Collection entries

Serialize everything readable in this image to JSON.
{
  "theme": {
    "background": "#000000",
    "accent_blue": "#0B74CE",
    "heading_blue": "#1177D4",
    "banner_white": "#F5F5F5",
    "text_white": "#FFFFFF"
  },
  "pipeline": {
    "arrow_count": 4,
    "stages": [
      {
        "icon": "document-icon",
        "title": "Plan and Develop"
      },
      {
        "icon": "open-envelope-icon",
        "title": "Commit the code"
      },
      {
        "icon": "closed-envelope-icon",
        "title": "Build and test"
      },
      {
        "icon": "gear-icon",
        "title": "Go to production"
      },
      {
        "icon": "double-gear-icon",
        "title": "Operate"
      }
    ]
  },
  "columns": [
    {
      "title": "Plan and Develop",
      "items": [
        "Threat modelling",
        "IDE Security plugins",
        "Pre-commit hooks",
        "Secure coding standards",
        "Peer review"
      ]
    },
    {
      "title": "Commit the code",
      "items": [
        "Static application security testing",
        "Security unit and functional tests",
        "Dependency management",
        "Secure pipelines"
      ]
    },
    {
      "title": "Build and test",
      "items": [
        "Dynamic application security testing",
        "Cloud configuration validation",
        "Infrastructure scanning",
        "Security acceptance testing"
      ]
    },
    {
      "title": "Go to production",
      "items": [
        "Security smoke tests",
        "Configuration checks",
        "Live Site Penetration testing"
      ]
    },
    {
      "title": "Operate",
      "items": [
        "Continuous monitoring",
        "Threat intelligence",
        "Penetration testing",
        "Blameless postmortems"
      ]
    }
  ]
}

▸ Short exercise
Word for word, write out all of the data above.

▸ The output
Serialize everything readable in this image to JSON.
{
  "theme": {
    "background": "#000000",
    "accent_blue": "#0B74CE",
    "heading_blue": "#1177D4",
    "banner_white": "#F5F5F5",
    "text_white": "#FFFFFF"
  },
  "pipeline": {
    "arrow_count": 4,
    "stages": [
      {
        "icon": "document-icon",
        "title": "Plan and Develop"
      },
      {
        "icon": "open-envelope-icon",
        "title": "Commit the code"
      },
      {
        "icon": "closed-envelope-icon",
        "title": "Build and test"
      },
      {
        "icon": "gear-icon",
        "title": "Go to production"
      },
      {
        "icon": "double-gear-icon",
        "title": "Operate"
      }
    ]
  },
  "columns": [
    {
      "title": "Plan and Develop",
      "items": [
        "Threat modelling",
        "IDE Security plugins",
        "Pre-commit hooks",
        "Secure coding standards",
        "Peer review"
      ]
    },
    {
      "title": "Commit the code",
      "items": [
        "Static application security testing",
        "Security unit and functional tests",
        "Dependency management",
        "Secure pipelines"
      ]
    },
    {
      "title": "Build and test",
      "items": [
        "Dynamic application security testing",
        "Cloud configuration validation",
        "Infrastructure scanning",
        "Security acceptance testing"
      ]
    },
    {
      "title": "Go to production",
      "items": [
        "Security smoke tests",
        "Configuration checks",
        "Live Site Penetration testing"
      ]
    },
    {
      "title": "Operate",
      "items": [
        "Continuous monitoring",
        "Threat intelligence",
        "Penetration testing",
        "Blameless postmortems"
      ]
    }
  ]
}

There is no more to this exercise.